> **THE PROBLEM**
Write out each line from the data below that includes the word "detached".

> **Data entries for graphics**

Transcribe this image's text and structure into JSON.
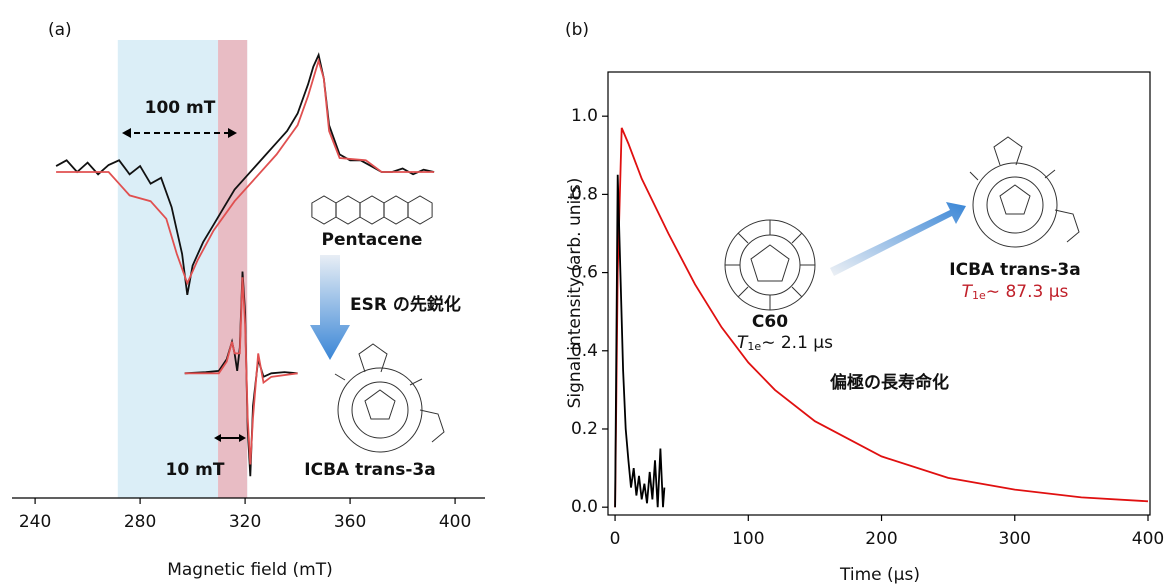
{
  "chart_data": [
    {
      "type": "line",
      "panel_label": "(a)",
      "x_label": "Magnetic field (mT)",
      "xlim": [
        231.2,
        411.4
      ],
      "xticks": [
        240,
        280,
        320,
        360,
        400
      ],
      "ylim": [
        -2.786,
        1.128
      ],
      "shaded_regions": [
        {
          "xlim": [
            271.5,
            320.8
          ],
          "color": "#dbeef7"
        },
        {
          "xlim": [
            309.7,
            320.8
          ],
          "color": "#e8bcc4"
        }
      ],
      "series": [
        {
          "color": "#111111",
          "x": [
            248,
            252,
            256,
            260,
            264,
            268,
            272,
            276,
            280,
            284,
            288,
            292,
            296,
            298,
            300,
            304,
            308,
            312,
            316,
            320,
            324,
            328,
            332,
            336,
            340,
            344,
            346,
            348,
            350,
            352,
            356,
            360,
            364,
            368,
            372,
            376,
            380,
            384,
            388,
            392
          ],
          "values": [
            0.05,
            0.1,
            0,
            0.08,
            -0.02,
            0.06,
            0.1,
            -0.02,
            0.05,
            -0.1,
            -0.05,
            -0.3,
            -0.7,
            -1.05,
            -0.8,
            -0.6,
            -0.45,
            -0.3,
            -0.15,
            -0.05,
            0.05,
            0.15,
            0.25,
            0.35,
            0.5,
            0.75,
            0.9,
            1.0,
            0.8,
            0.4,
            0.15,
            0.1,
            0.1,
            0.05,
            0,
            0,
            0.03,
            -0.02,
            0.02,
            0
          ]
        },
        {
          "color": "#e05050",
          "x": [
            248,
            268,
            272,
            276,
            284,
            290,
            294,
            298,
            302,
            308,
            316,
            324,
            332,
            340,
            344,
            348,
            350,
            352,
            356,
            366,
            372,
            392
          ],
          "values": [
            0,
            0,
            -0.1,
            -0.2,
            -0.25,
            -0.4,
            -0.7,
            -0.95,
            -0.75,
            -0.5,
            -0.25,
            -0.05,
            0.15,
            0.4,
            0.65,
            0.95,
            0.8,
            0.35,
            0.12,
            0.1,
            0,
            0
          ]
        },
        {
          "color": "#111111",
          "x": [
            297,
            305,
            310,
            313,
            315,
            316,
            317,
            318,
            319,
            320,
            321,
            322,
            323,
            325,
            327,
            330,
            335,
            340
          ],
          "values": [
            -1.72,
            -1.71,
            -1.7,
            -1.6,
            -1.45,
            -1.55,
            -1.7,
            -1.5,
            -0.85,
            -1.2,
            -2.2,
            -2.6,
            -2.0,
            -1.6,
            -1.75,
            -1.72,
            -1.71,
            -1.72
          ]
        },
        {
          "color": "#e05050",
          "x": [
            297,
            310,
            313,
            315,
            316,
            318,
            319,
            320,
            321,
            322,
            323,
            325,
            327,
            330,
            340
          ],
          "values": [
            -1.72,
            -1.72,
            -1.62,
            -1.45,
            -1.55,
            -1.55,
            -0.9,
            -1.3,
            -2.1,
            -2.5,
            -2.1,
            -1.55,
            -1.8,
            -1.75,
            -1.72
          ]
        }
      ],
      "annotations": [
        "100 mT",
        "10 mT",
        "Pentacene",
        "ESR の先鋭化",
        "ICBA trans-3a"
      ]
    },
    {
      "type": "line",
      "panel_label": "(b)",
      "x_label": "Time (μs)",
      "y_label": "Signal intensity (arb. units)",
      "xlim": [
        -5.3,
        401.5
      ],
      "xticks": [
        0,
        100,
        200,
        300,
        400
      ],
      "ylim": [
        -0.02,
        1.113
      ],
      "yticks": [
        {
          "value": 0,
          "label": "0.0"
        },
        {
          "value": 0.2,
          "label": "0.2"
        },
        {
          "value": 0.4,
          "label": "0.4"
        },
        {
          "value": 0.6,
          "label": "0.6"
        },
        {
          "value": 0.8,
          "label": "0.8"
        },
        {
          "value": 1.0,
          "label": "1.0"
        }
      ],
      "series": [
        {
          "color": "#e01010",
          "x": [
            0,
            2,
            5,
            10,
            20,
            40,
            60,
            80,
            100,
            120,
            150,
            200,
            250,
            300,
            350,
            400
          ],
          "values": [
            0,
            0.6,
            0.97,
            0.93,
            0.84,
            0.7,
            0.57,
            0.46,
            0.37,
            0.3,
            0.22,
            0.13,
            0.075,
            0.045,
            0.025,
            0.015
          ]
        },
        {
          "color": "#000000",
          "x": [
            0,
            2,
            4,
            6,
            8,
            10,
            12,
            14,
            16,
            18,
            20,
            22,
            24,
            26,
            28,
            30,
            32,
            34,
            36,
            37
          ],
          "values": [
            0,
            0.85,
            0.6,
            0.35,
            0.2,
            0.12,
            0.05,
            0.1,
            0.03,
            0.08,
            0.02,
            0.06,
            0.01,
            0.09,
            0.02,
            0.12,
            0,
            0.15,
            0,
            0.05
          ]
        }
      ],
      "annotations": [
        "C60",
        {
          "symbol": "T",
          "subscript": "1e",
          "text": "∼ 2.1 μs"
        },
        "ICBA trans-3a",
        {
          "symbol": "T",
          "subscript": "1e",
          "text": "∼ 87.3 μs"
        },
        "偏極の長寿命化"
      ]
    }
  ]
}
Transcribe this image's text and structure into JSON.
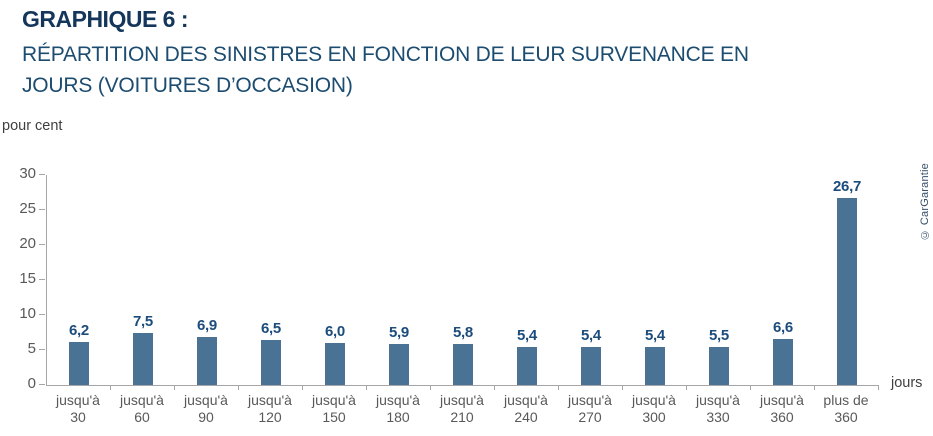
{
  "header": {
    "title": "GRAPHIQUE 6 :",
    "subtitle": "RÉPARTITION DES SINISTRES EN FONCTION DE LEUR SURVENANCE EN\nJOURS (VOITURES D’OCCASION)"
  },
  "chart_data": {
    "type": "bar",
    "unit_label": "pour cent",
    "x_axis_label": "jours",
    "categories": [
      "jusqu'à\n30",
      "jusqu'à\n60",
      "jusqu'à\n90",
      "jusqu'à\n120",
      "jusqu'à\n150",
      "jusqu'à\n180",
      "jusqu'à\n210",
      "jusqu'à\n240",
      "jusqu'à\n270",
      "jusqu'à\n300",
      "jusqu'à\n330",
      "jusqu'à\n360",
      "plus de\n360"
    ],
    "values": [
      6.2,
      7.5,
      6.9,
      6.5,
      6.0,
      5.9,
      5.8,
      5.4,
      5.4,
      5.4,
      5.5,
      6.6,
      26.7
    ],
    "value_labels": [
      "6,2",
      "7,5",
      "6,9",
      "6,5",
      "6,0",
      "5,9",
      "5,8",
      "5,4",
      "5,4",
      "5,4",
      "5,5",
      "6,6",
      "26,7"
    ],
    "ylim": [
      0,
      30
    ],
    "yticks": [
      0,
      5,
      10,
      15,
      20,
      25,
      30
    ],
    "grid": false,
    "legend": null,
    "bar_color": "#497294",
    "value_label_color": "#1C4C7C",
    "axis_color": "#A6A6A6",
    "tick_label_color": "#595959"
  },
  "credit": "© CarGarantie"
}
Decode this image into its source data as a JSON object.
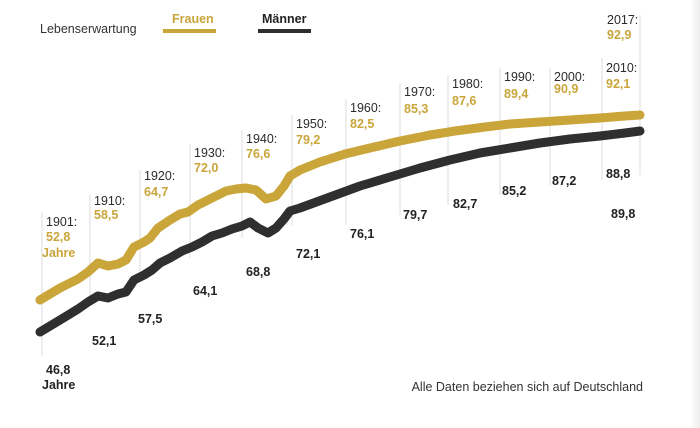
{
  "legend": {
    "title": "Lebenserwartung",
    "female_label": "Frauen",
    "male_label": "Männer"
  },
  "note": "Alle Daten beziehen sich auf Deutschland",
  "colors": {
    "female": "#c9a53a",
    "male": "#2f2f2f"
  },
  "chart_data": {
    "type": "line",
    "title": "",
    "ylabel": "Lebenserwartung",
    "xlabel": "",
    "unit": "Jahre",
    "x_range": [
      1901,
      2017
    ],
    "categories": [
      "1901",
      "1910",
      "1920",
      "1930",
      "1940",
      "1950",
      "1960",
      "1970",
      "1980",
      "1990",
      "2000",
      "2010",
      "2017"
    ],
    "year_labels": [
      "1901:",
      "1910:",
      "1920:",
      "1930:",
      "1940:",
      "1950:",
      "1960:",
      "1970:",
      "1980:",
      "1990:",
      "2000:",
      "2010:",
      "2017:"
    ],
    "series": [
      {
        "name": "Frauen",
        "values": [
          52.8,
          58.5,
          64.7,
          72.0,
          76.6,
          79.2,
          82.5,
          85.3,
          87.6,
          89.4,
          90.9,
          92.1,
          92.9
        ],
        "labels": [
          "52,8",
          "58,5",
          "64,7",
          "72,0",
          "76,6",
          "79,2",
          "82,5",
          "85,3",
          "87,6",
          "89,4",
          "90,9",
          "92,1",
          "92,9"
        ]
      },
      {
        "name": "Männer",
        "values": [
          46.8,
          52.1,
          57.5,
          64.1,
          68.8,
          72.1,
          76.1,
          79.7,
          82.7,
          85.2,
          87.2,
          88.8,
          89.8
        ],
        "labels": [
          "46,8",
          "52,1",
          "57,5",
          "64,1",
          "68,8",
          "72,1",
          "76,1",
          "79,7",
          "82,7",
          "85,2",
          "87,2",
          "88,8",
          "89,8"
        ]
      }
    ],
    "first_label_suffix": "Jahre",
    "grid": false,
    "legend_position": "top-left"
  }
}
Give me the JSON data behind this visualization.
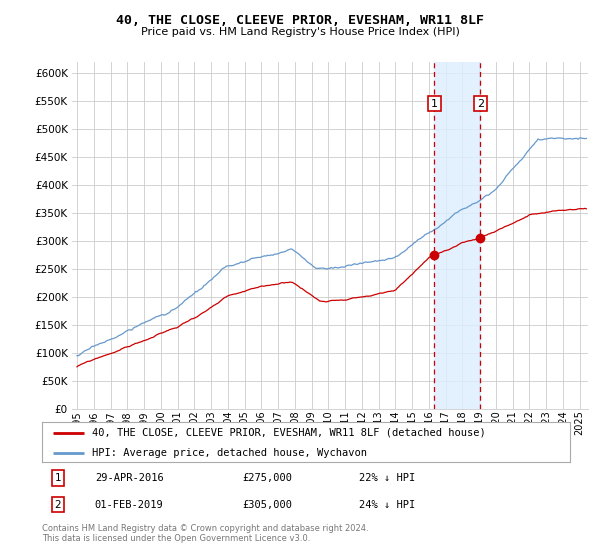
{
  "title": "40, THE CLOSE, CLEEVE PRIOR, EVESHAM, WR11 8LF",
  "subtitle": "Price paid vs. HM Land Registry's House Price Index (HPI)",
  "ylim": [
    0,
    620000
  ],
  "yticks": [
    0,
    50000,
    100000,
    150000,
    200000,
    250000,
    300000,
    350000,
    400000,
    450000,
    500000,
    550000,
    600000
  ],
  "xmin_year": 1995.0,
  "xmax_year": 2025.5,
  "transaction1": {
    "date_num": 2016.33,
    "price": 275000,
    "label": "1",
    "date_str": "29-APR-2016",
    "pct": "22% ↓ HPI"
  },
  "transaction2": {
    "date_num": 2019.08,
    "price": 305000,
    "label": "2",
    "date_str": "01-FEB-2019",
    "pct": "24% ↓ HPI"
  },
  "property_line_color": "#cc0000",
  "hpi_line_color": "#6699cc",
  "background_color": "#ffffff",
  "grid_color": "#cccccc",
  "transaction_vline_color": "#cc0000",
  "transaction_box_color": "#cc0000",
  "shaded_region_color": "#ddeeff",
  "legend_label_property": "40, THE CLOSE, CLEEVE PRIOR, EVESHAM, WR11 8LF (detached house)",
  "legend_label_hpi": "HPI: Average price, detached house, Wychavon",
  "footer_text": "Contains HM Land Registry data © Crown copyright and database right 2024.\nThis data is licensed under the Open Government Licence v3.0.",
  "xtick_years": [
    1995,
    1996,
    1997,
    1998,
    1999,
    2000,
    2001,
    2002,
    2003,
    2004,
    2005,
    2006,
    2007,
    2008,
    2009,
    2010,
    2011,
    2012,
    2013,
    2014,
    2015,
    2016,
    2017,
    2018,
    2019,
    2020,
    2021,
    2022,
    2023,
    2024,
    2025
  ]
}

> **SOLVED PROBLEM**
  "legend_label_property": "40, THE CLOSE, CLEEVE PRIOR, EVESHAM, WR11 8LF (detached house)",
  "legend_label_hpi": "HPI: Average price, detached house, Wychavon",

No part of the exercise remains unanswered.